[begin Extract to read]

It’s no secret that most of your increased upper arms size will come from successfully building your triceps. This is not to say that maximum biceps development isn’t important; it surely is. But two-thirds of upper arms size is comprised of triceps, and their augmentation is what most contributes to bigger “hanging arms.” Moreover, the triceps have three sections, or “heads.” It’s important to successfully hit all three heads in building upper arms. When you do this effectively, you’ll make the biggest contribution to arms that appear big when just relaxed at your sides.

Tricep The three heads of the triceps are the long head, lateral head, and medial head. The long head is the long section on the inside of the upper arm extending nearly from the rear deltoid to the elbow. The lateral head is that slightly shorter and bulky piece that sits just outside of the long head and really flares out when the triceps are pumped. The medial head is the smallest section and sits just below the lateral head near the elbow. The development of all three heads creates a sort of “horseshoe” shape to the entire triceps area. Moreover, it can create a huge appearance to the upper arms when well-developed and the arms are extended and relaxed.

There’s a school of thought that says we should start a triceps workout using a movement that hits all three heads in one exercise. I don’t think this is nearly as imperative as three principles that are vitally important in building upper arms:

  1. Make sure to adequately work all three heads during triceps workouts.
  2.  Use a successful “overload system” so the muscle tissue is adequately challenged.
  3. Apply adequate recuperation so the muscles have a chance to build compensatory strength and size.

[end Extract to read]
[begin Supplied information]

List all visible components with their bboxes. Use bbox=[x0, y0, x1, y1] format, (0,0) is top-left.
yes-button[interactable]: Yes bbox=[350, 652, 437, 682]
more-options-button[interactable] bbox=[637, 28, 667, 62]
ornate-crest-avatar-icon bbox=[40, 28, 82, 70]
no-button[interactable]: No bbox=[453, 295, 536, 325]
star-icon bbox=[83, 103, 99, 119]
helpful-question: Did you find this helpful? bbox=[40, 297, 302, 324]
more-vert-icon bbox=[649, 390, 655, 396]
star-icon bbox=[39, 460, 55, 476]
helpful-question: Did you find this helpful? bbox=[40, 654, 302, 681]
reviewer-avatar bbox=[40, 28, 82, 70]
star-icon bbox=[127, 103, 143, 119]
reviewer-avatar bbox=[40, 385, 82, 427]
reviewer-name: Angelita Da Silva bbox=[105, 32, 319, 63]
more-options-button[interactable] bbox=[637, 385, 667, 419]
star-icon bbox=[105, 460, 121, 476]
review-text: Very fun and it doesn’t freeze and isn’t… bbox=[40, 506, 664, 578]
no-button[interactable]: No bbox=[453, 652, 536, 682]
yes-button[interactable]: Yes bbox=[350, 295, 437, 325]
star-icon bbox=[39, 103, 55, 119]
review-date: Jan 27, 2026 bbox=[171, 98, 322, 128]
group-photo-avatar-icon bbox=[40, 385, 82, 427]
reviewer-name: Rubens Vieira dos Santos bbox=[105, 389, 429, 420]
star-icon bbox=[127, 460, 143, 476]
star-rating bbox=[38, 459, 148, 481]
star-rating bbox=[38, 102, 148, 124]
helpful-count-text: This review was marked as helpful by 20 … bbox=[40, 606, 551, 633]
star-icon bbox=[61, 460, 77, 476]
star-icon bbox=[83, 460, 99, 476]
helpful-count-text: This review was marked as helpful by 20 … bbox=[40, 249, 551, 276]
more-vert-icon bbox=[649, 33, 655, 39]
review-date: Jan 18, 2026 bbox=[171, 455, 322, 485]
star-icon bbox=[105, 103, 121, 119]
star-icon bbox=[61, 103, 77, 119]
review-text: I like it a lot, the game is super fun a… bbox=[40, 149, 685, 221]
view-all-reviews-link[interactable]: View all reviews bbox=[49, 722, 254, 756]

[end Supplied information]

• [Problems and tasks]
A) According to the triceps article, how much of upper arm size do the triceps make up?
B) Continue the article on building the triceps from its last sentence onward.
This data has no connection to the triceps article.

• [Responses]
A) Two-thirds.

B)
The second and third on this list are principles familiar to my regular readers. They actually apply to the successful building of any muscle. They’re worth reiterating at every turn, however, because it’s amazing how infrequently they’re stressed given their relative importance. Reading most muscle building literature would have you think that exercise selection and form supersede everything else. But good selection and proper execution of movements will be a complete waste of time if we under-train, over-train, or under-recuperate. Therefore, all three principles must be present in order that bigger triceps become the result.

For those who subscribe to the idea of hitting all three triceps heads with the first exercise, a great one to use is bench ‘triceps dips.’ This is the movement in which two benches are placed parallel with one another at about leg’s distance apart. While placing the feet on one of the benches, the upper body remains upright at a 90-degree angle to the legs while supported by placing the hands on the other bench directly behind the hips. The upper body is then lowered down by bending the elbows until the mid-section of the back is even with the edge of the bench behind it. Pushing back up to the extended-arms position constitutes one rep. A dumbbell or weight-plate can be safely placed in the lap for added resistance.

Another excellent exercise for targeting all three heads of the triceps at once is ‘triceps press-downs’ using a rope handle. These should be performed with strict form, keeping the elbows tight to the sides of the body and avoiding movement anywhere except the elbow joint. If upper body/hip movement is used to help move the resistance, it will only take stress off the triceps and contribute to hindered upper arm development.

Of the three triceps heads, the long head is the one that tends to suffer the most under-development for beginning bodybuilders. For some, this might be due to neglect. For others, overtraining might be the culprit resulting from too many sets and exercises. In either case, taking measures for increased size of the long head is important for building upper arms and, especially, for getting big ‘hanging arms.’ A great exercise for targeting the long head is lying French press with dumbbells. This is the movement whereby you lie down on a bench with dumbbells held straight above the head in each hand. Keeping the palms facing each other and held at shoulder width apart, the elbows are bent until the dumbbells are brought down to the point of being next to the ears. Moving only at the elbows, the weights are then extended back up to the top position in the positive half of the movement.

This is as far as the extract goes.